● SHORT TASK
Go through the records below line by line. Count the lines with "name" and give the count alone.

● EXTRACTED DATA
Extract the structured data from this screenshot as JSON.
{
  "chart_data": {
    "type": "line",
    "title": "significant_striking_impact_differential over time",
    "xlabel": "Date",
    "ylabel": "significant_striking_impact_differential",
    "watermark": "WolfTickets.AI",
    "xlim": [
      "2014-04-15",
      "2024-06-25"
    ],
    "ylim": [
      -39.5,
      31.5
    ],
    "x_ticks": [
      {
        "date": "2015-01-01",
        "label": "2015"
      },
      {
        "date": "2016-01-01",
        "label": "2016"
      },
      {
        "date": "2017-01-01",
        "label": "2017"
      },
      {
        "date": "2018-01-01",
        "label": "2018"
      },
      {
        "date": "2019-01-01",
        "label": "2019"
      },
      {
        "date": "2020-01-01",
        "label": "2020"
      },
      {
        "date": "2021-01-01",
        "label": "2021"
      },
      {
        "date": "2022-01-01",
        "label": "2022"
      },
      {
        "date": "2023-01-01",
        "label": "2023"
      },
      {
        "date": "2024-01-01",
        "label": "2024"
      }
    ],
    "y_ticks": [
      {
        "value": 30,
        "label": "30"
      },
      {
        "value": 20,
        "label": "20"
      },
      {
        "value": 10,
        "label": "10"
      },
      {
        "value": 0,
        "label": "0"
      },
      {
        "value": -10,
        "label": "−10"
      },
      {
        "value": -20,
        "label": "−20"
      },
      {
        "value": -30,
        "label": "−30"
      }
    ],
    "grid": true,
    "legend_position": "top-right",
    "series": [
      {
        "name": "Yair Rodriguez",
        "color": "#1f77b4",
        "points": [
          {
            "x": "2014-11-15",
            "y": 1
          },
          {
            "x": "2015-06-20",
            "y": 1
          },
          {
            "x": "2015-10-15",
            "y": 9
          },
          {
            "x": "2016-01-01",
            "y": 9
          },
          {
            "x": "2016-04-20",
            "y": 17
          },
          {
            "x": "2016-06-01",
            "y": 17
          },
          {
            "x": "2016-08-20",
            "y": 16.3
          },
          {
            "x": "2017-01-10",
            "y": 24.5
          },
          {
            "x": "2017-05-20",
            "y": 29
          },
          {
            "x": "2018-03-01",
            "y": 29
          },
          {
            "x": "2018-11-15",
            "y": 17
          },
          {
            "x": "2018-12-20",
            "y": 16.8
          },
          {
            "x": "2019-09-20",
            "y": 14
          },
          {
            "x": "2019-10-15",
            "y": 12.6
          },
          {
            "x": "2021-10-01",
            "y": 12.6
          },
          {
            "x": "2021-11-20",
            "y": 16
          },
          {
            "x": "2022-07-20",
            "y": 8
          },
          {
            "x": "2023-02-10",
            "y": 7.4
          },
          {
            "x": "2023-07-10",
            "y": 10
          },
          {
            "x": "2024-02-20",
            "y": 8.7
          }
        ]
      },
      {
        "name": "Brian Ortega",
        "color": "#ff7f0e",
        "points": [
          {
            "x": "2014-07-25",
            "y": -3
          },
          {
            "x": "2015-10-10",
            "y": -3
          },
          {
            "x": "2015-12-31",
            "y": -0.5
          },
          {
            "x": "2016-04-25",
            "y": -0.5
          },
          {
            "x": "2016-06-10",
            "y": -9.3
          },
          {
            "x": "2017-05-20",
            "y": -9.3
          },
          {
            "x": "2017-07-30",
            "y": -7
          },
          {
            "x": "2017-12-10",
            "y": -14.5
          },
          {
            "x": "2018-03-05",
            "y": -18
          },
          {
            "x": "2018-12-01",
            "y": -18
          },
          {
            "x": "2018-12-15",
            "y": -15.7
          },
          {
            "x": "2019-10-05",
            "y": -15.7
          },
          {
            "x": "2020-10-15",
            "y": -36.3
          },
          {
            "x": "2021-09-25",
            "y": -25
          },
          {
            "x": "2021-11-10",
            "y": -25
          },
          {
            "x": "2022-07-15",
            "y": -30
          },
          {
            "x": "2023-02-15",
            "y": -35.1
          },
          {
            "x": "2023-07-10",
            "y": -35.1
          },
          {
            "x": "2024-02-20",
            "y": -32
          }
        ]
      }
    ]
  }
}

● WRITTEN REPLY
2